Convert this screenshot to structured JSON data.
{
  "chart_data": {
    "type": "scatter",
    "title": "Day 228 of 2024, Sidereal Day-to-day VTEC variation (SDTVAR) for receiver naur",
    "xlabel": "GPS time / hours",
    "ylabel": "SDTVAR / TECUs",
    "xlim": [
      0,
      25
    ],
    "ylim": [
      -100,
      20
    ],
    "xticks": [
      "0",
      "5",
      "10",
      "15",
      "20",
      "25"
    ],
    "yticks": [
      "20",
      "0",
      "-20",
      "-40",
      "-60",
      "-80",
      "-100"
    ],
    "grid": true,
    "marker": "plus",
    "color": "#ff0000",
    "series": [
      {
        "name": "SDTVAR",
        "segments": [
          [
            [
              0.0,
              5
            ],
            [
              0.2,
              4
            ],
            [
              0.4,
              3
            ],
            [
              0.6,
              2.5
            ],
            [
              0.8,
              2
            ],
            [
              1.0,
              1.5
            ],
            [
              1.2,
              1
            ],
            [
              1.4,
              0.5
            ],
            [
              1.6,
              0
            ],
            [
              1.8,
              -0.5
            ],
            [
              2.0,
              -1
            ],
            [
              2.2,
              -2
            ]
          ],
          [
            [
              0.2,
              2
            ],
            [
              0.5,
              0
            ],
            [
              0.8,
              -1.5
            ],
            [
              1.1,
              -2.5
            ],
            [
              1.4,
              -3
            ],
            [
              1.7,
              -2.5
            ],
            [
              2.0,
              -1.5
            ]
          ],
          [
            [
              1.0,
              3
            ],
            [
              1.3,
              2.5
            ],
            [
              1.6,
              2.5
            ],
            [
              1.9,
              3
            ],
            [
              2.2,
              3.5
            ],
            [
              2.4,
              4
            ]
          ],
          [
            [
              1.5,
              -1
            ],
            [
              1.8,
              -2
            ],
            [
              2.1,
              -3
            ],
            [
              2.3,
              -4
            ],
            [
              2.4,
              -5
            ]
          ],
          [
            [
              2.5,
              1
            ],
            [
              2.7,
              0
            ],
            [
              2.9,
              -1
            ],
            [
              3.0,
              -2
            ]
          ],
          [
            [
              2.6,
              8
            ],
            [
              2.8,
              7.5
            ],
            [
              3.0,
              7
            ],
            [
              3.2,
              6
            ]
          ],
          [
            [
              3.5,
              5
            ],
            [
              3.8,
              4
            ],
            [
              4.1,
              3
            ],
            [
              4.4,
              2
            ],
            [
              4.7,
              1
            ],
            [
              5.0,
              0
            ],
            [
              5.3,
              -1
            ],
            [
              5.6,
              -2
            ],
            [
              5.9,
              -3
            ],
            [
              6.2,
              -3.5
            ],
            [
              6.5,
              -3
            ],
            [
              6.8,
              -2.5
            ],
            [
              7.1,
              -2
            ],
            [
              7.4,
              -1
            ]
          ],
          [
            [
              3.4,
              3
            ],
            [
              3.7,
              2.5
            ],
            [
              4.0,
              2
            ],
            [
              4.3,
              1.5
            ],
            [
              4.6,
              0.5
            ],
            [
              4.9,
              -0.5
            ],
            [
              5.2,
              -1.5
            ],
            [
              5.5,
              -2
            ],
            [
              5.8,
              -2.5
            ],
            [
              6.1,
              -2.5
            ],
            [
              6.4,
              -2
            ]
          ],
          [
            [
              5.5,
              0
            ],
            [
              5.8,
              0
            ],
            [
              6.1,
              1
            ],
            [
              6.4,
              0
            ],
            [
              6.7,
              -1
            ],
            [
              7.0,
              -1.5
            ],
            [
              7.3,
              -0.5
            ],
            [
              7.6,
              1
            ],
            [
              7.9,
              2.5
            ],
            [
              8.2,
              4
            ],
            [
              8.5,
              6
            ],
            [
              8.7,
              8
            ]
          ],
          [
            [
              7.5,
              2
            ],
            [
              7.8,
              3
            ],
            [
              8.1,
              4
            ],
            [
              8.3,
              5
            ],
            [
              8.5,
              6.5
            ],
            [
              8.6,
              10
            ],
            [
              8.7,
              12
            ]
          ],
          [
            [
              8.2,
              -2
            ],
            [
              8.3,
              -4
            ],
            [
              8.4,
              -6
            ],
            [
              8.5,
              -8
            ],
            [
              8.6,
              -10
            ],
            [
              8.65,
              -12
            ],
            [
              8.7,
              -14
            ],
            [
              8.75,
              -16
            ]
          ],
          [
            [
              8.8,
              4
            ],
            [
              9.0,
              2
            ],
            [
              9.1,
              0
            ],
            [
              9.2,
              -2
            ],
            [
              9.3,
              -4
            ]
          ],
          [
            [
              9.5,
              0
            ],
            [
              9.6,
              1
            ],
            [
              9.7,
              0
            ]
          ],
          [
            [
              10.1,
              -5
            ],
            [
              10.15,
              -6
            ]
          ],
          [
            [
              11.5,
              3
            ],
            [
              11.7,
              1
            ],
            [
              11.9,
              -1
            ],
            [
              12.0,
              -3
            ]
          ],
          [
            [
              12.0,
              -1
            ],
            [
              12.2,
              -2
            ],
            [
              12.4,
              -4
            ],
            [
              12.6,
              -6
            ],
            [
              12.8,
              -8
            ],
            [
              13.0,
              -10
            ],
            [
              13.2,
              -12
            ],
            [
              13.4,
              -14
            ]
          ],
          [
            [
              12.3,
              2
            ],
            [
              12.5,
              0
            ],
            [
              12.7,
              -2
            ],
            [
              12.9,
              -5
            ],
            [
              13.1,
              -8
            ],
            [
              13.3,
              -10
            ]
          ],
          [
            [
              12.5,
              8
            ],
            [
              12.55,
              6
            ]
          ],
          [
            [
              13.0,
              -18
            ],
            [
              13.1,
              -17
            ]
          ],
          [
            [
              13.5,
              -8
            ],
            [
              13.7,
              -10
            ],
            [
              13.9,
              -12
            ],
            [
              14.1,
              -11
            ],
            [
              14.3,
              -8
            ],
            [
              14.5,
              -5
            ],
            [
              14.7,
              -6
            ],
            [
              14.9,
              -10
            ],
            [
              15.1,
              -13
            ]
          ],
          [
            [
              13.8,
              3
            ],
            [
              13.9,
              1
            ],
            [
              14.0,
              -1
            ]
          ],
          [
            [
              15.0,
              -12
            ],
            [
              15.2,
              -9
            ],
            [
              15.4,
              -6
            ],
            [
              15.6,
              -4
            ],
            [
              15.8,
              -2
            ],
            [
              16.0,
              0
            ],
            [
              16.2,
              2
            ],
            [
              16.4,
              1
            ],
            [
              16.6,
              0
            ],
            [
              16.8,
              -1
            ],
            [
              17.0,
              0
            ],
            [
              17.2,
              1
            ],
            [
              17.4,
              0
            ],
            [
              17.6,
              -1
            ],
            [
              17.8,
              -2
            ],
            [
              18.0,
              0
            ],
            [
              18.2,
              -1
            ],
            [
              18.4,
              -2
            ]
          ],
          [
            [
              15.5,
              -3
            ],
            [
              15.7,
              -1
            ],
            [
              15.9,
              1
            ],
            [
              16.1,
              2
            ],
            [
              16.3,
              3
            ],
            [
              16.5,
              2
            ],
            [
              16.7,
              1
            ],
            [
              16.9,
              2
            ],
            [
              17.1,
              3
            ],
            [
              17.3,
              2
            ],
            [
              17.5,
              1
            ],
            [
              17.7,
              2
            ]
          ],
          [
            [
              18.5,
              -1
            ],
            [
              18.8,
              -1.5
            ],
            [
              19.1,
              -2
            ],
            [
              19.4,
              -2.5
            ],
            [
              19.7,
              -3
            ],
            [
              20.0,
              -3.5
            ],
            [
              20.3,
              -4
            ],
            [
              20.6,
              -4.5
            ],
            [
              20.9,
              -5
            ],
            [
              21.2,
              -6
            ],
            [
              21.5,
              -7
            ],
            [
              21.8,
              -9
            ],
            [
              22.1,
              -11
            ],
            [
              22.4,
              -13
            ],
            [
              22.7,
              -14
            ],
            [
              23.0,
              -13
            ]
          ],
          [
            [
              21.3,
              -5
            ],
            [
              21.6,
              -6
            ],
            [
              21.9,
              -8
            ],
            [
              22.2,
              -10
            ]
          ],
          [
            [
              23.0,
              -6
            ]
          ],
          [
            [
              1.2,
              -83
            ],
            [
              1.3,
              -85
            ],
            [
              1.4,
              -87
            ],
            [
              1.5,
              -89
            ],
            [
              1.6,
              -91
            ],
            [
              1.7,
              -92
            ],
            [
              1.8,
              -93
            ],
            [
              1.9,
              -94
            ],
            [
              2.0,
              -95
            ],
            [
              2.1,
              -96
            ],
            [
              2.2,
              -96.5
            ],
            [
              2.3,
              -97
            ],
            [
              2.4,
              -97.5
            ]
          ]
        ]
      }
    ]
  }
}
= = = =
* _Problem details_
Select the lines from the entries that include the word "SDTVAR".

* _The answer_
    "title": "Day 228 of 2024, Sidereal Day-to-day VTEC variation (SDTVAR) for receiver naur",
    "ylabel": "SDTVAR / TECUs",
        "name": "SDTVAR",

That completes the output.